### POR HACER
Indica si cada afirmación concuerda con el texto sobre la guerra, respondiendo sí o no y citando literalmente las palabras del texto que lo deciden. (a) Lenin añadió que los medios de la guerra son siempre violentos. (b) Según el texto, la política se agota con la guerra. (c) El Tratado de Regularización de la Guerra se firmó con el mando español en noviembre de 1820.

La guerra
como fenómeno político tiene múltiples definiciones. Tal vez la más conocida es
aquella de Clausewitz que dice que “la guerra es la continuación de la política
por otros medios”. Lenin agregó que esos medios son siempre violentos. Tal
aseveración asegura que la política no se agota con la guerra, sino que la
prolonga. Estudiar la guerra en sus multitudinarias expresiones obliga a
ampliar su ámbito desde el estrictamente
bélico. Me permito decir que desde el punto de vista del comportamiento humano,
la guerra desata lo peor y lo mejor del individuo. Por un lado brotan los más
bajos instintos por la necesidad de supervivencia, lo que en ocasiones lleva a
que “todo valga”. Sólo un alto grado de conciencia política y patriotismo de
aquellos que están involucrados en la misma por ideales difíciles de entender
para el común de los mortales, logra limitar los instintos para actuar en
términos humanitarios. Ya el Libertador
Simón Bolívar en el Tratado de Regularización de la Guerra firmado junto al
mando español en noviembre de 1820, había establecido que la primera y más
inviolable regla entre ambos gobiernos sería que la guerra debía hacerse como
“la hacen los pueblos civilizados”.

### INFORMACIÓN PROPORCIONADA

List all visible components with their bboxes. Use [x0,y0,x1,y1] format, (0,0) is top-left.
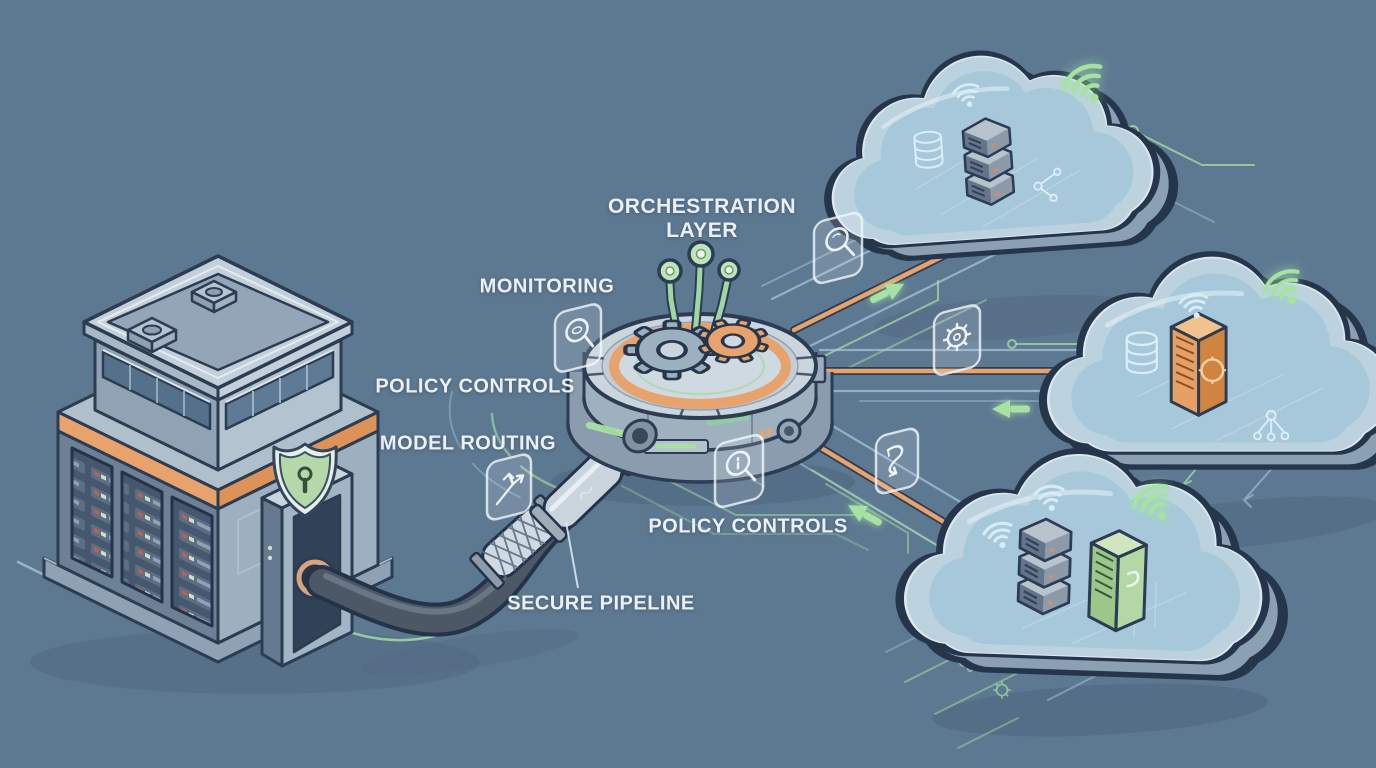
roof-vent [190,279,238,314]
gear-icon [942,322,972,352]
node-graph-icon [1033,167,1062,203]
route-bottom-card [874,427,920,495]
label-orchestration-layer: ORCHESTRATION LAYER [608,195,796,243]
circuit-pins-icon [657,240,741,345]
data-center-building [42,254,394,668]
gear-glyph-small [993,681,1011,699]
ai-server-tower-icon [1169,311,1228,417]
label-policy-controls-bottom: POLICY CONTROLS [648,515,848,538]
shield-lock-icon [272,442,338,518]
route-middle-card [932,304,982,376]
cloud-provider-middle [1038,251,1376,470]
icon-cards [485,211,982,521]
policy-bottom-card [713,433,765,509]
label-secure-pipeline: SECURE PIPELINE [507,592,695,615]
green-server-tower-icon [1087,529,1148,633]
cloud-provider-top [814,38,1183,266]
magnifier-icon [725,450,757,482]
server-racks [70,446,214,628]
label-monitoring: MONITORING [479,275,615,298]
secure-pipeline-leader-line [565,521,579,589]
sync-arrows-icon [886,445,904,478]
hub-rim-ticks [585,355,815,418]
label-line: ORCHESTRATION [607,194,797,218]
label-policy-controls-left: POLICY CONTROLS [375,375,575,398]
tree-nodes-icon [1253,409,1290,442]
return-arrow-icon [992,400,1030,418]
model-routing-card [485,453,533,521]
magnifier-icon [565,318,595,348]
cloud-provider-bottom [893,441,1293,684]
label-model-routing: MODEL ROUTING [379,432,557,455]
window-band [101,349,335,431]
route-top-card [812,211,864,285]
roof-vent [126,316,178,354]
monitoring-card [553,303,603,373]
branch-arrows-icon [495,472,525,506]
magnifier-icon [825,227,856,257]
label-line: LAYER [666,219,738,242]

### RESULTADO DEL EJERCICIO
(a) Sí: "Lenin agregó que esos medios son siempre violentos".
(b) No: "la política no se agota con la guerra, sino que la prolonga".
(c) Sí: "firmado junto al mando español en noviembre de 1820".